* [Exercise task]:
Search the material for the string "LEGOS", then return every line where it is found.

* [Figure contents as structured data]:
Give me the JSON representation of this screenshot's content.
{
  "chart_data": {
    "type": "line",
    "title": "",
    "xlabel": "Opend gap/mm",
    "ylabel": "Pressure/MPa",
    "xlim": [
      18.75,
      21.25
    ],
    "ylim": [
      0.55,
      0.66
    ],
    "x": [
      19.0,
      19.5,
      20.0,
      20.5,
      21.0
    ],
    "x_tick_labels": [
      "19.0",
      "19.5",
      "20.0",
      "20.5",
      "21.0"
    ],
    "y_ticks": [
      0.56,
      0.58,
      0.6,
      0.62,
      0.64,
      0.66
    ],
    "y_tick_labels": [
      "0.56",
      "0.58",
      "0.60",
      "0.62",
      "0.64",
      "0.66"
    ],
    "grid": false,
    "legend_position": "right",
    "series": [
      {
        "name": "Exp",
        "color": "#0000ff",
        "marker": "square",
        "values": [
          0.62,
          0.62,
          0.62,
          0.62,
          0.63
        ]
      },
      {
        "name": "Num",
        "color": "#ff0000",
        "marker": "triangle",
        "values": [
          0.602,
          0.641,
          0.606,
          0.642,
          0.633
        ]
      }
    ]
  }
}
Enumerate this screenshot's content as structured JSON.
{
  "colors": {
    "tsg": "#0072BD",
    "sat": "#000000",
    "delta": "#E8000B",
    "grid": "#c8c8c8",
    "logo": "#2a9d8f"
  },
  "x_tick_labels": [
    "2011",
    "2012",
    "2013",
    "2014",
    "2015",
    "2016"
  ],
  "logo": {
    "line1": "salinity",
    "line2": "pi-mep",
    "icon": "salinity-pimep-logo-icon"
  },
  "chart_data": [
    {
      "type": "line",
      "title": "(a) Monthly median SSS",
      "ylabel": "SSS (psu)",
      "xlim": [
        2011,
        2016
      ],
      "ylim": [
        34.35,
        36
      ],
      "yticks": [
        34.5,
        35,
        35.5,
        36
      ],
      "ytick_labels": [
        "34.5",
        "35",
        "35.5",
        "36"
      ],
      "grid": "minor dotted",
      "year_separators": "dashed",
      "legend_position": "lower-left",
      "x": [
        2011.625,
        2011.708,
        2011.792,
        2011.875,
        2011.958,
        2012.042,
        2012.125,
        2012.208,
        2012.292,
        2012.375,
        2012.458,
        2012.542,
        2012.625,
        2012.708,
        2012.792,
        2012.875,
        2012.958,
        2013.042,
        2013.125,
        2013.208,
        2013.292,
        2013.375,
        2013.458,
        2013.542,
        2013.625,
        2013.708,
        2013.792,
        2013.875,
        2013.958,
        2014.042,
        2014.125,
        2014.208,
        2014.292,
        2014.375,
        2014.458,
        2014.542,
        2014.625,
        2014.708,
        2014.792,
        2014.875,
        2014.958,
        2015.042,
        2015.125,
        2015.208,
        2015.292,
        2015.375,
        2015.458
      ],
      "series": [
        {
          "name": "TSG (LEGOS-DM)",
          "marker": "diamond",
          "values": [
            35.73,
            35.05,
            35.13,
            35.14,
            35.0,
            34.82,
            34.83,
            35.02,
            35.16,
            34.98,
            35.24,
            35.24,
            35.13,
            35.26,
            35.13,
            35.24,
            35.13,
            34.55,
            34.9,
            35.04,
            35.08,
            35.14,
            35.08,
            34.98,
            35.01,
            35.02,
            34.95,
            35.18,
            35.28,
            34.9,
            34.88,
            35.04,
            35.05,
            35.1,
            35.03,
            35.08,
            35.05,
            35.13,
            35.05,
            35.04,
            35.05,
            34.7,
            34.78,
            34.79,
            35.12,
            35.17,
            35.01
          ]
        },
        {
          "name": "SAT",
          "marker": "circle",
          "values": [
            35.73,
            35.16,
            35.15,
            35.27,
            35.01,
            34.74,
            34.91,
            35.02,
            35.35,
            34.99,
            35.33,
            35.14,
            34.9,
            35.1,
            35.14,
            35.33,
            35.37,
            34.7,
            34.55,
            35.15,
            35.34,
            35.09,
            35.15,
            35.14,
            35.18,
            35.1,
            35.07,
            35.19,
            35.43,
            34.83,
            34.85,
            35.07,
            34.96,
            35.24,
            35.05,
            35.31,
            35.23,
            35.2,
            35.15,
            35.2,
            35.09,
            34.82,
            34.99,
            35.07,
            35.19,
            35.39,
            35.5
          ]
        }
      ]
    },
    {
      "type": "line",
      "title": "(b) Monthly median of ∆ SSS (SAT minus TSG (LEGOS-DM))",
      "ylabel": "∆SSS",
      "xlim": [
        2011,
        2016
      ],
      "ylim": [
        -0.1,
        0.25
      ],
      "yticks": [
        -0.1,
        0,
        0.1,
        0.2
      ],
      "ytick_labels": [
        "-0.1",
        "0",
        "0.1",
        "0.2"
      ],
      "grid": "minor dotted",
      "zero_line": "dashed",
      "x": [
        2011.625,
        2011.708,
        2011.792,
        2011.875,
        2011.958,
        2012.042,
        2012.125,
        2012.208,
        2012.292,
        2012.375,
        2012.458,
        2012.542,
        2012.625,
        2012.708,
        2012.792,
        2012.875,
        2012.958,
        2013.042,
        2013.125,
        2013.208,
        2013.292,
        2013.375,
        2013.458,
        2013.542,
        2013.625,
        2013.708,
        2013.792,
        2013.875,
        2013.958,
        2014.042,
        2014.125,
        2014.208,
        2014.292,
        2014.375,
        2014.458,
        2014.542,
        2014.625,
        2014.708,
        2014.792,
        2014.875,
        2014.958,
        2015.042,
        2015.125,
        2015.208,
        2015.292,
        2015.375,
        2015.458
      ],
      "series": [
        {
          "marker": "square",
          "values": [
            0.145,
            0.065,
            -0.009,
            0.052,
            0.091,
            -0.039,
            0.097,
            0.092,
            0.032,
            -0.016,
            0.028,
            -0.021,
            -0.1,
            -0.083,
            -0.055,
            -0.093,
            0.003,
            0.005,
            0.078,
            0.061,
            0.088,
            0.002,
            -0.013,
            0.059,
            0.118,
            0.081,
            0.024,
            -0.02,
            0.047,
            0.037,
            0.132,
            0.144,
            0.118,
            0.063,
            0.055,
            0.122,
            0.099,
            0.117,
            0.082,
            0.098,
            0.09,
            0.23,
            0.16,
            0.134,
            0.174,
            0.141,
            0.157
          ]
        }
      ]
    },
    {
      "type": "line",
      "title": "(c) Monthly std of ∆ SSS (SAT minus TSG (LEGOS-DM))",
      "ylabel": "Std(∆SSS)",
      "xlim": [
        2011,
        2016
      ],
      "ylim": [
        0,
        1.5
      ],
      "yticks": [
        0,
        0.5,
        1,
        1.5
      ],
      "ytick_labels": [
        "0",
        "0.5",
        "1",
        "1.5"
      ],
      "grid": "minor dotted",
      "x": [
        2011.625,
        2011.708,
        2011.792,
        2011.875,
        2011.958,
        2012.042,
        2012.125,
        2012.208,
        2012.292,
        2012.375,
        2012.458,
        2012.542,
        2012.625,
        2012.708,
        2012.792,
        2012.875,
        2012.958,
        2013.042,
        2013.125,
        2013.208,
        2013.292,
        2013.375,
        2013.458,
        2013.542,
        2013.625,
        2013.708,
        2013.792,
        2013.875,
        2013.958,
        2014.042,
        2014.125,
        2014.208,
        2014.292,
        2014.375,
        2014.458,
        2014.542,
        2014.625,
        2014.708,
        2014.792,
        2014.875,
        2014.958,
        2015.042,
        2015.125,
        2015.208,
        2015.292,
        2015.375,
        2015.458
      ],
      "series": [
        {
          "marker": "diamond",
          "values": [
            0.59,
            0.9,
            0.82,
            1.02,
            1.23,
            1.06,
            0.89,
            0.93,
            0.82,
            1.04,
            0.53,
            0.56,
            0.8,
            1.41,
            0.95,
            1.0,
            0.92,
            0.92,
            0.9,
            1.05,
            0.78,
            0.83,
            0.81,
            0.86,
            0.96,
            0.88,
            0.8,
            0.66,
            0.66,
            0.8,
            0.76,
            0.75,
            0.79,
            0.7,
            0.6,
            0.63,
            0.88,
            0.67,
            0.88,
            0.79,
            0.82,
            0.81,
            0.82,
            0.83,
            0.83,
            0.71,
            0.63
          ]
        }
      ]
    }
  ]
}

* [Written answer]:
          "name": "TSG (LEGOS-DM)",
      "title": "(b) Monthly median of ∆ SSS (SAT minus TSG (LEGOS-DM))",
      "title": "(c) Monthly std of ∆ SSS (SAT minus TSG (LEGOS-DM))",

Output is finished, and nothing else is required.